### Data for processing
※

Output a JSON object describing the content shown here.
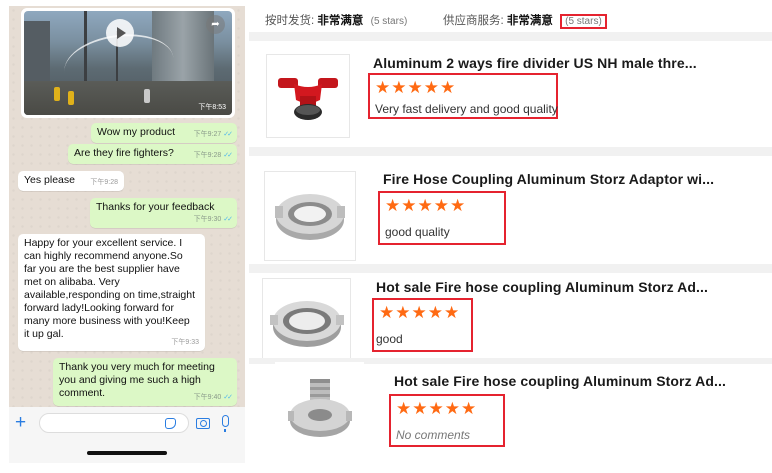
{
  "chat": {
    "video": {
      "time": "下午8:53",
      "play_icon": "play-icon",
      "forward_icon": "forward-icon"
    },
    "messages": [
      {
        "dir": "out",
        "text": "Wow my product",
        "time": "下午9:27",
        "ticks": "✓✓"
      },
      {
        "dir": "out",
        "text": "Are they fire fighters?",
        "time": "下午9:28",
        "ticks": "✓✓"
      },
      {
        "dir": "in",
        "text": "Yes please",
        "time": "下午9:28"
      },
      {
        "dir": "out",
        "text": "Thanks for your feedback",
        "time": "下午9:30",
        "ticks": "✓✓"
      },
      {
        "dir": "in",
        "text": "Happy for your excellent service. I can  highly recommend anyone.So far you are the best  supplier have met on alibaba. Very available,responding on time,straight forward lady!Looking forward for many more business with you!Keep it up gal.",
        "time": "下午9:33"
      },
      {
        "dir": "out",
        "text": "Thank you very much for meeting you and giving me such a high comment.",
        "time": "下午9:40",
        "ticks": "✓✓"
      }
    ],
    "input": {
      "placeholder": "",
      "icons": [
        "plus-icon",
        "sticker-icon",
        "camera-icon",
        "mic-icon"
      ]
    },
    "colors": {
      "outgoing": "#dcf8c6",
      "incoming": "#ffffff",
      "background": "#e6ddd4",
      "accent": "#2a7de1"
    }
  },
  "summary": {
    "delivery_label": "按时发货:",
    "delivery_value": "非常满意",
    "delivery_stars": "(5 stars)",
    "service_label": "供应商服务:",
    "service_value": "非常满意",
    "service_stars": "(5 stars)"
  },
  "reviews": [
    {
      "title": "Aluminum 2 ways fire divider US NH male thre...",
      "rating": 5,
      "stars": "★★★★★",
      "comment": "Very fast delivery and good quality",
      "has_comment": true
    },
    {
      "title": "Fire Hose Coupling Aluminum Storz Adaptor wi...",
      "rating": 5,
      "stars": "★★★★★",
      "comment": "good quality",
      "has_comment": true
    },
    {
      "title": "Hot sale Fire hose coupling Aluminum Storz Ad...",
      "rating": 5,
      "stars": "★★★★★",
      "comment": "good",
      "has_comment": true
    },
    {
      "title": "Hot sale Fire hose coupling Aluminum Storz Ad...",
      "rating": 5,
      "stars": "★★★★★",
      "comment": "No comments",
      "has_comment": false
    }
  ],
  "colors": {
    "star": "#ff6a13",
    "highlight_box": "#e5232f",
    "divider": "#f1f1f1"
  }
}
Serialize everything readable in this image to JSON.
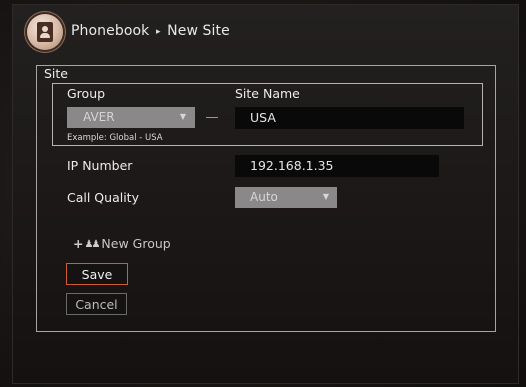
{
  "header": {
    "title_part1": "Phonebook",
    "arrow": "▸",
    "title_part2": "New Site",
    "icon": "phonebook-contact-icon"
  },
  "form": {
    "legend": "Site",
    "group": {
      "label": "Group",
      "selected": "AVER",
      "hint": "Example: Global - USA"
    },
    "site_name": {
      "label": "Site Name",
      "value": "USA"
    },
    "ip_number": {
      "label": "IP Number",
      "value": "192.168.1.35"
    },
    "call_quality": {
      "label": "Call Quality",
      "selected": "Auto"
    },
    "new_group": {
      "label": "New Group",
      "icon": "add-group-icon"
    },
    "save_label": "Save",
    "cancel_label": "Cancel"
  },
  "colors": {
    "background": "#1b1716",
    "focus_border": "#d05a3a",
    "select_bg": "#8a8888",
    "input_bg": "#0a0909"
  }
}
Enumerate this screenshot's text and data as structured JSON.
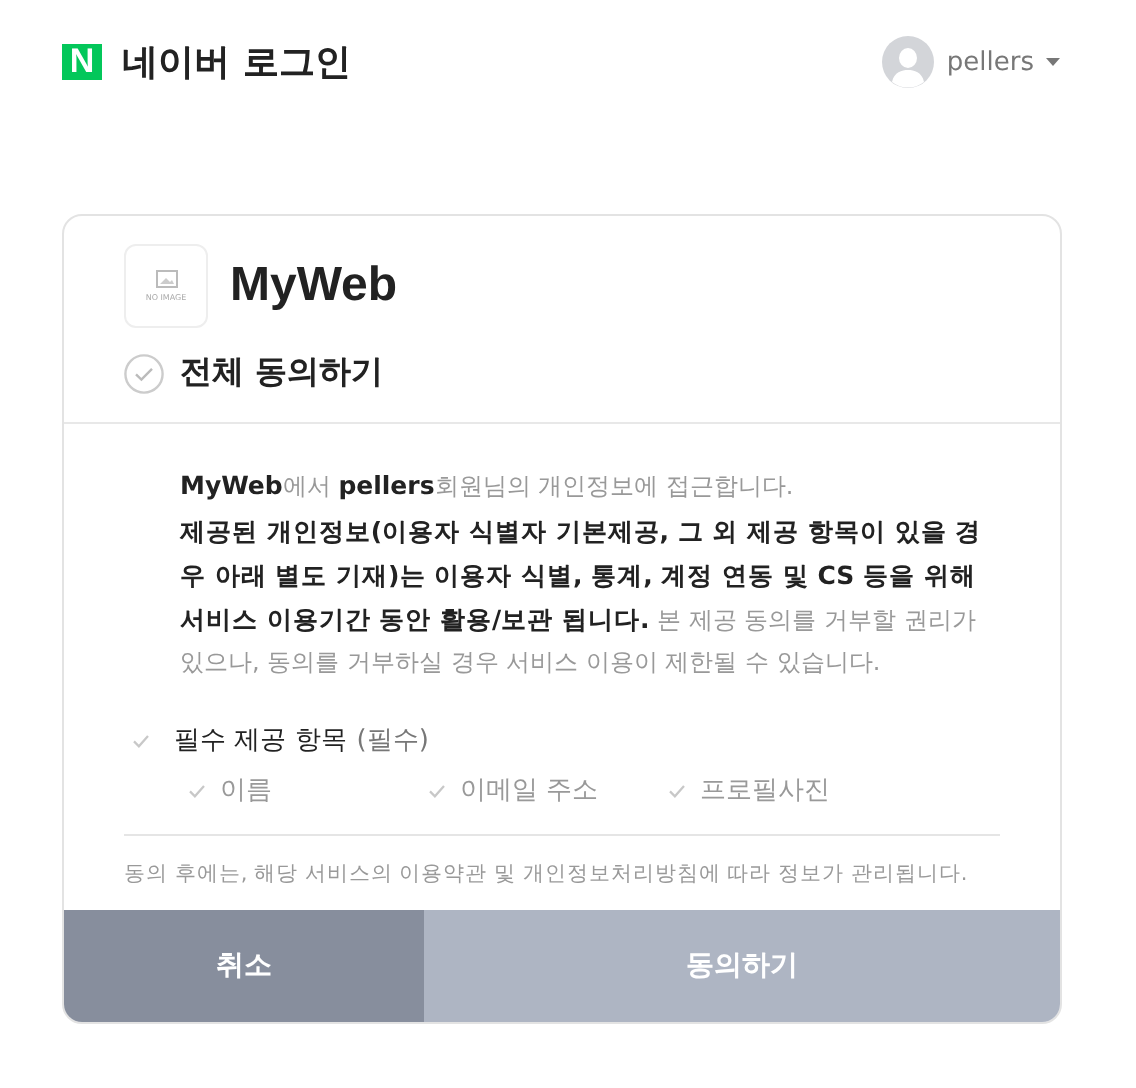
{
  "header": {
    "logo": "N",
    "title": "네이버 로그인",
    "user": "pellers"
  },
  "app": {
    "logo_text": "NO IMAGE",
    "name": "MyWeb"
  },
  "agree_all": {
    "label": "전체 동의하기",
    "checked": false
  },
  "intro": [
    "**MyWeb**에서 **pellers**회원님의 개인정보에 접근합니다.",
    "**제공된 개인정보(이용자 식별자 기본제공, 그 외 제공 항목이 있을 경우 아래 별도 기재)는 이용자 식별, 통계, 계정 연동 및 CS 등을 위해 서비스 이용기간 동안 활용/보관 됩니다.** 본 제공 동의를 거부할 권리가 있으나, 동의를 거부하실 경우 서비스 이용이 제한될 수 있습니다."
  ],
  "required": {
    "label": "필수 제공 항목",
    "suffix": "(필수)",
    "checked": false,
    "items": [
      {
        "label": "이름",
        "checked": false
      },
      {
        "label": "이메일 주소",
        "checked": false
      },
      {
        "label": "프로필사진",
        "checked": false
      }
    ]
  },
  "notice": "동의 후에는, 해당 서비스의 이용약관 및 개인정보처리방침에 따라 정보가 관리됩니다.",
  "buttons": [
    {
      "label": "취소",
      "kind": "cancel",
      "disabled": false
    },
    {
      "label": "동의하기",
      "kind": "confirm",
      "disabled": true
    }
  ]
}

※

### Given task
The listing above must be printed again exactly, minus its pictures.

### Output below
Output a JSON object describing the content shown here.
{
  "chat": {
    "video": {
      "time": "下午8:53",
      "play_icon": "play-icon",
      "forward_icon": "forward-icon"
    },
    "messages": [
      {
        "dir": "out",
        "text": "Wow my product",
        "time": "下午9:27",
        "ticks": "✓✓"
      },
      {
        "dir": "out",
        "text": "Are they fire fighters?",
        "time": "下午9:28",
        "ticks": "✓✓"
      },
      {
        "dir": "in",
        "text": "Yes please",
        "time": "下午9:28"
      },
      {
        "dir": "out",
        "text": "Thanks for your feedback",
        "time": "下午9:30",
        "ticks": "✓✓"
      },
      {
        "dir": "in",
        "text": "Happy for your excellent service. I can  highly recommend anyone.So far you are the best  supplier have met on alibaba. Very available,responding on time,straight forward lady!Looking forward for many more business with you!Keep it up gal.",
        "time": "下午9:33"
      },
      {
        "dir": "out",
        "text": "Thank you very much for meeting you and giving me such a high comment.",
        "time": "下午9:40",
        "ticks": "✓✓"
      }
    ],
    "input": {
      "placeholder": "",
      "icons": [
        "plus-icon",
        "sticker-icon",
        "camera-icon",
        "mic-icon"
      ]
    },
    "colors": {
      "outgoing": "#dcf8c6",
      "incoming": "#ffffff",
      "background": "#e6ddd4",
      "accent": "#2a7de1"
    }
  },
  "summary": {
    "delivery_label": "按时发货:",
    "delivery_value": "非常满意",
    "delivery_stars": "(5 stars)",
    "service_label": "供应商服务:",
    "service_value": "非常满意",
    "service_stars": "(5 stars)"
  },
  "reviews": [
    {
      "title": "Aluminum 2 ways fire divider US NH male thre...",
      "rating": 5,
      "stars": "★★★★★",
      "comment": "Very fast delivery and good quality",
      "has_comment": true
    },
    {
      "title": "Fire Hose Coupling Aluminum Storz Adaptor wi...",
      "rating": 5,
      "stars": "★★★★★",
      "comment": "good quality",
      "has_comment": true
    },
    {
      "title": "Hot sale Fire hose coupling Aluminum Storz Ad...",
      "rating": 5,
      "stars": "★★★★★",
      "comment": "good",
      "has_comment": true
    },
    {
      "title": "Hot sale Fire hose coupling Aluminum Storz Ad...",
      "rating": 5,
      "stars": "★★★★★",
      "comment": "No comments",
      "has_comment": false
    }
  ],
  "colors": {
    "star": "#ff6a13",
    "highlight_box": "#e5232f",
    "divider": "#f1f1f1"
  }
}
Serialize everything readable in this image to JSON.
{
  "header": {
    "title_part1": "Phonebook",
    "arrow": "▸",
    "title_part2": "New Site",
    "icon": "phonebook-contact-icon"
  },
  "form": {
    "legend": "Site",
    "group": {
      "label": "Group",
      "selected": "AVER",
      "hint": "Example: Global - USA"
    },
    "site_name": {
      "label": "Site Name",
      "value": "USA"
    },
    "ip_number": {
      "label": "IP Number",
      "value": "192.168.1.35"
    },
    "call_quality": {
      "label": "Call Quality",
      "selected": "Auto"
    },
    "new_group": {
      "label": "New Group",
      "icon": "add-group-icon"
    },
    "save_label": "Save",
    "cancel_label": "Cancel"
  },
  "colors": {
    "background": "#1b1716",
    "focus_border": "#d05a3a",
    "select_bg": "#8a8888",
    "input_bg": "#0a0909"
  }
}
Enumerate this screenshot's text and data as structured JSON.
{
  "header": {
    "logo": "N",
    "title": "네이버 로그인",
    "user": "pellers"
  },
  "app": {
    "logo_text": "NO IMAGE",
    "name": "MyWeb"
  },
  "agree_all": {
    "label": "전체 동의하기",
    "checked": false
  },
  "intro": [
    "**MyWeb**에서 **pellers**회원님의 개인정보에 접근합니다.",
    "**제공된 개인정보(이용자 식별자 기본제공, 그 외 제공 항목이 있을 경우 아래 별도 기재)는 이용자 식별, 통계, 계정 연동 및 CS 등을 위해 서비스 이용기간 동안 활용/보관 됩니다.** 본 제공 동의를 거부할 권리가 있으나, 동의를 거부하실 경우 서비스 이용이 제한될 수 있습니다."
  ],
  "required": {
    "label": "필수 제공 항목",
    "suffix": "(필수)",
    "checked": false,
    "items": [
      {
        "label": "이름",
        "checked": false
      },
      {
        "label": "이메일 주소",
        "checked": false
      },
      {
        "label": "프로필사진",
        "checked": false
      }
    ]
  },
  "notice": "동의 후에는, 해당 서비스의 이용약관 및 개인정보처리방침에 따라 정보가 관리됩니다.",
  "buttons": [
    {
      "label": "취소",
      "kind": "cancel",
      "disabled": false
    },
    {
      "label": "동의하기",
      "kind": "confirm",
      "disabled": true
    }
  ]
}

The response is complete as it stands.